— Directions for this task —
From the listing below, extract every line in which the word "payments" appears.
--- --- ---
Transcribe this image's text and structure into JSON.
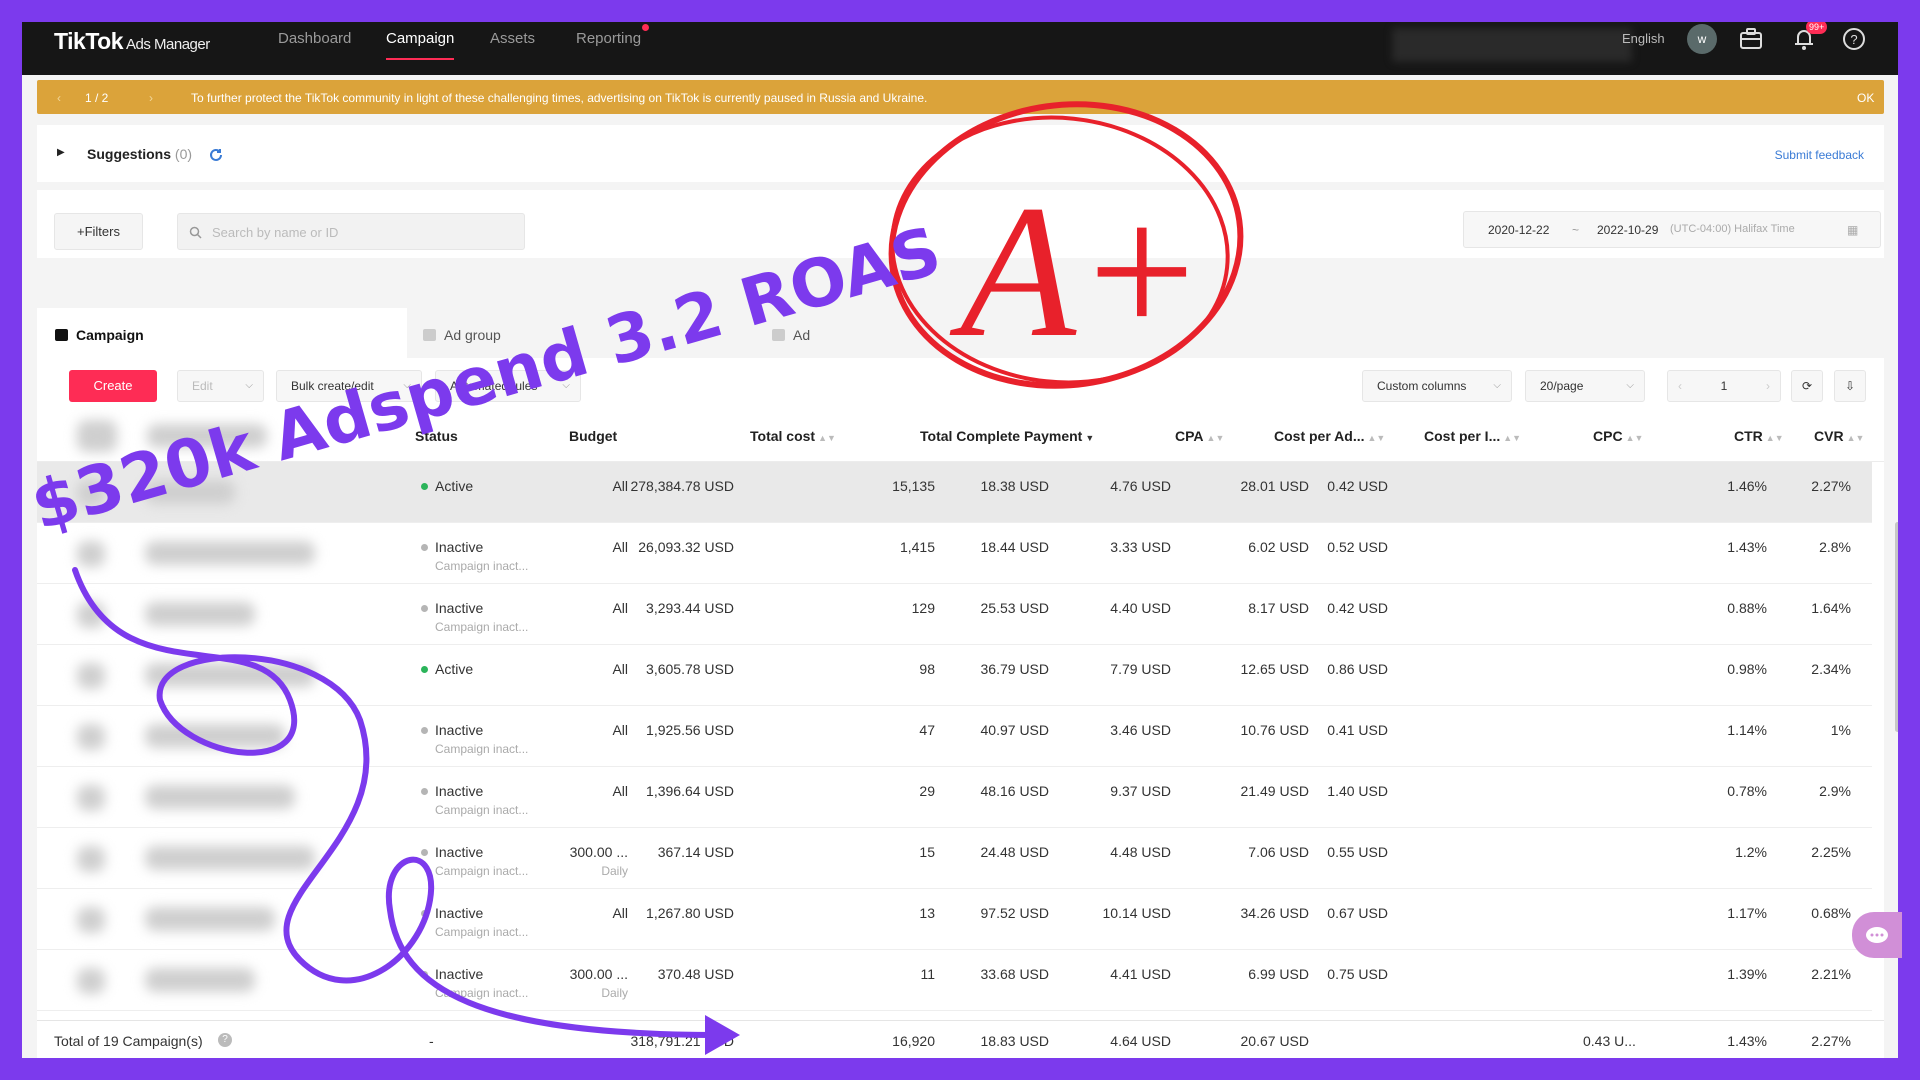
{
  "nav": {
    "brand": "TikTok",
    "brand_sub": "Ads Manager",
    "links": [
      "Dashboard",
      "Campaign",
      "Assets",
      "Reporting"
    ],
    "active": "Campaign",
    "language": "English",
    "avatar": "w",
    "notif_badge": "99+"
  },
  "banner": {
    "pager": "1 / 2",
    "message": "To further protect the TikTok community in light of these challenging times, advertising on TikTok is currently paused in Russia and Ukraine.",
    "ok": "OK"
  },
  "suggestions": {
    "label": "Suggestions",
    "count": "(0)",
    "feedback": "Submit feedback"
  },
  "filters": {
    "button": "+Filters",
    "search_placeholder": "Search by name or ID",
    "start_date": "2020-12-22",
    "separator": "~",
    "end_date": "2022-10-29",
    "timezone": "(UTC-04:00) Halifax Time"
  },
  "tabs": [
    "Campaign",
    "Ad group",
    "Ad"
  ],
  "toolbar": {
    "create": "Create",
    "edit": "Edit",
    "bulk": "Bulk create/edit",
    "automated": "Automated rules",
    "custom_columns": "Custom columns",
    "per_page": "20/page",
    "page": "1"
  },
  "columns": [
    "Status",
    "Budget",
    "Total cost",
    "Total Complete Payment",
    "CPA",
    "Cost per Ad...",
    "Cost per I...",
    "CPC",
    "CTR",
    "CVR"
  ],
  "rows": [
    {
      "status": "Active",
      "sub": "",
      "budget": "All",
      "budget_sub": "",
      "cost": "278,384.78 USD",
      "payments": "15,135",
      "cpa": "18.38 USD",
      "cpad": "4.76 USD",
      "cpi": "28.01 USD",
      "cpc": "0.42 USD",
      "ctr": "1.46%",
      "cvr": "2.27%"
    },
    {
      "status": "Inactive",
      "sub": "Campaign inact...",
      "budget": "All",
      "budget_sub": "",
      "cost": "26,093.32 USD",
      "payments": "1,415",
      "cpa": "18.44 USD",
      "cpad": "3.33 USD",
      "cpi": "6.02 USD",
      "cpc": "0.52 USD",
      "ctr": "1.43%",
      "cvr": "2.8%"
    },
    {
      "status": "Inactive",
      "sub": "Campaign inact...",
      "budget": "All",
      "budget_sub": "",
      "cost": "3,293.44 USD",
      "payments": "129",
      "cpa": "25.53 USD",
      "cpad": "4.40 USD",
      "cpi": "8.17 USD",
      "cpc": "0.42 USD",
      "ctr": "0.88%",
      "cvr": "1.64%"
    },
    {
      "status": "Active",
      "sub": "",
      "budget": "All",
      "budget_sub": "",
      "cost": "3,605.78 USD",
      "payments": "98",
      "cpa": "36.79 USD",
      "cpad": "7.79 USD",
      "cpi": "12.65 USD",
      "cpc": "0.86 USD",
      "ctr": "0.98%",
      "cvr": "2.34%"
    },
    {
      "status": "Inactive",
      "sub": "Campaign inact...",
      "budget": "All",
      "budget_sub": "",
      "cost": "1,925.56 USD",
      "payments": "47",
      "cpa": "40.97 USD",
      "cpad": "3.46 USD",
      "cpi": "10.76 USD",
      "cpc": "0.41 USD",
      "ctr": "1.14%",
      "cvr": "1%"
    },
    {
      "status": "Inactive",
      "sub": "Campaign inact...",
      "budget": "All",
      "budget_sub": "",
      "cost": "1,396.64 USD",
      "payments": "29",
      "cpa": "48.16 USD",
      "cpad": "9.37 USD",
      "cpi": "21.49 USD",
      "cpc": "1.40 USD",
      "ctr": "0.78%",
      "cvr": "2.9%"
    },
    {
      "status": "Inactive",
      "sub": "Campaign inact...",
      "budget": "300.00 ...",
      "budget_sub": "Daily",
      "cost": "367.14 USD",
      "payments": "15",
      "cpa": "24.48 USD",
      "cpad": "4.48 USD",
      "cpi": "7.06 USD",
      "cpc": "0.55 USD",
      "ctr": "1.2%",
      "cvr": "2.25%"
    },
    {
      "status": "Inactive",
      "sub": "Campaign inact...",
      "budget": "All",
      "budget_sub": "",
      "cost": "1,267.80 USD",
      "payments": "13",
      "cpa": "97.52 USD",
      "cpad": "10.14 USD",
      "cpi": "34.26 USD",
      "cpc": "0.67 USD",
      "ctr": "1.17%",
      "cvr": "0.68%"
    },
    {
      "status": "Inactive",
      "sub": "Campaign inact...",
      "budget": "300.00 ...",
      "budget_sub": "Daily",
      "cost": "370.48 USD",
      "payments": "11",
      "cpa": "33.68 USD",
      "cpad": "4.41 USD",
      "cpi": "6.99 USD",
      "cpc": "0.75 USD",
      "ctr": "1.39%",
      "cvr": "2.21%"
    }
  ],
  "total": {
    "label": "Total of 19 Campaign(s)",
    "budget": "-",
    "cost": "318,791.21 USD",
    "payments": "16,920",
    "cpa": "18.83 USD",
    "cpad": "4.64 USD",
    "cpi": "20.67 USD",
    "cpc": "0.43 U...",
    "ctr": "1.43%",
    "cvr": "2.27%"
  },
  "overlay": {
    "headline": "$320k Adspend 3.2 ROAS",
    "grade": "A+"
  },
  "colors": {
    "accent": "#fe2c55",
    "banner": "#dba33a",
    "active_dot": "#2bb45a",
    "inactive_dot": "#b5b5b5",
    "annotation_purple": "#7c3aed",
    "grade_red": "#e8212b"
  }
}
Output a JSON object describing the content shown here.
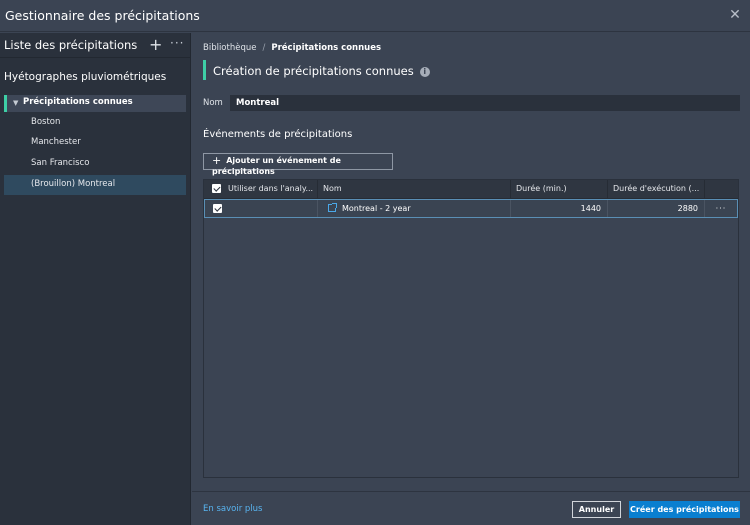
{
  "window": {
    "title": "Gestionnaire des précipitations",
    "close_icon": "close-icon"
  },
  "sidebar": {
    "header": "Liste des précipitations",
    "add_icon": "plus-icon",
    "more_icon": "more-icon",
    "section_title": "Hyétographes pluviométriques",
    "group": {
      "label": "Précipitations connues",
      "expanded": true
    },
    "items": [
      {
        "label": "Boston"
      },
      {
        "label": "Manchester"
      },
      {
        "label": "San Francisco"
      },
      {
        "label": "(Brouillon) Montreal",
        "selected": true
      }
    ]
  },
  "main": {
    "breadcrumb": {
      "root": "Bibliothèque",
      "separator": "/",
      "current": "Précipitations connues"
    },
    "heading": "Création de précipitations connues",
    "name_label": "Nom",
    "name_value": "Montreal",
    "events_title": "Événements de précipitations",
    "add_event_label": "Ajouter un événement de précipitations",
    "table": {
      "headers": [
        "Utiliser dans l'analy...",
        "Nom",
        "Durée (min.)",
        "Durée d'exécution (..."
      ],
      "rows": [
        {
          "use": true,
          "name": "Montreal - 2 year",
          "duration": "1440",
          "run_duration": "2880"
        }
      ]
    },
    "footer": {
      "learn_more": "En savoir plus",
      "cancel": "Annuler",
      "create": "Créer des précipitations"
    }
  },
  "colors": {
    "accent": "#3ecfa6",
    "primary_button": "#0a7fd0",
    "link": "#58b4f0",
    "selection": "#2f4a5f"
  }
}
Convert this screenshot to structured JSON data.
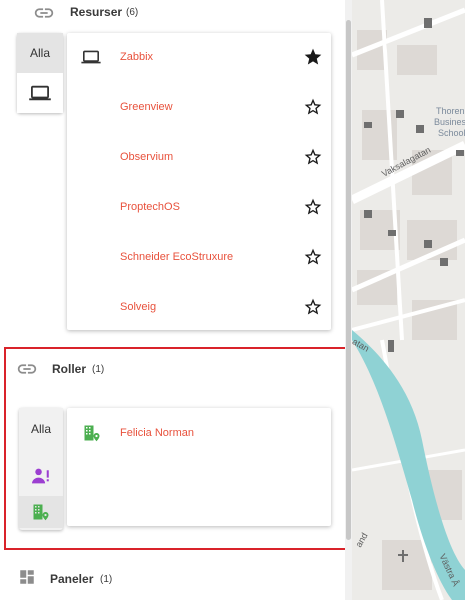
{
  "sections": {
    "resurser": {
      "title": "Resurser",
      "count": "(6)"
    },
    "roller": {
      "title": "Roller",
      "count": "(1)"
    },
    "paneler": {
      "title": "Paneler",
      "count": "(1)"
    }
  },
  "resurser_filter": {
    "all_label": "Alla"
  },
  "resources": [
    {
      "name": "Zabbix",
      "icon": "laptop-icon",
      "favorite": true
    },
    {
      "name": "Greenview",
      "favorite": false
    },
    {
      "name": "Observium",
      "favorite": false
    },
    {
      "name": "ProptechOS",
      "favorite": false
    },
    {
      "name": "Schneider EcoStruxure",
      "favorite": false
    },
    {
      "name": "Solveig",
      "favorite": false
    }
  ],
  "roller_filter": {
    "all_label": "Alla"
  },
  "roles": [
    {
      "name": "Felicia Norman",
      "icon": "building-pin-icon"
    }
  ],
  "map": {
    "labels": [
      "Thoren",
      "Busines",
      "School"
    ],
    "streets": [
      "Vaksalagatan",
      "atan",
      "and",
      "Västra Å"
    ]
  },
  "colors": {
    "link": "#e8523d",
    "highlight_border": "#d9232a",
    "role_person_icon": "#9c3fd1",
    "building_icon": "#4caf50",
    "river": "#8fd2d4"
  }
}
--- --- ---
— Answer for the task —
      "payments": "15,135",
      "payments": "1,415",
      "payments": "129",
      "payments": "98",
      "payments": "47",
      "payments": "29",
      "payments": "15",
      "payments": "13",
      "payments": "11",
    "payments": "16,920",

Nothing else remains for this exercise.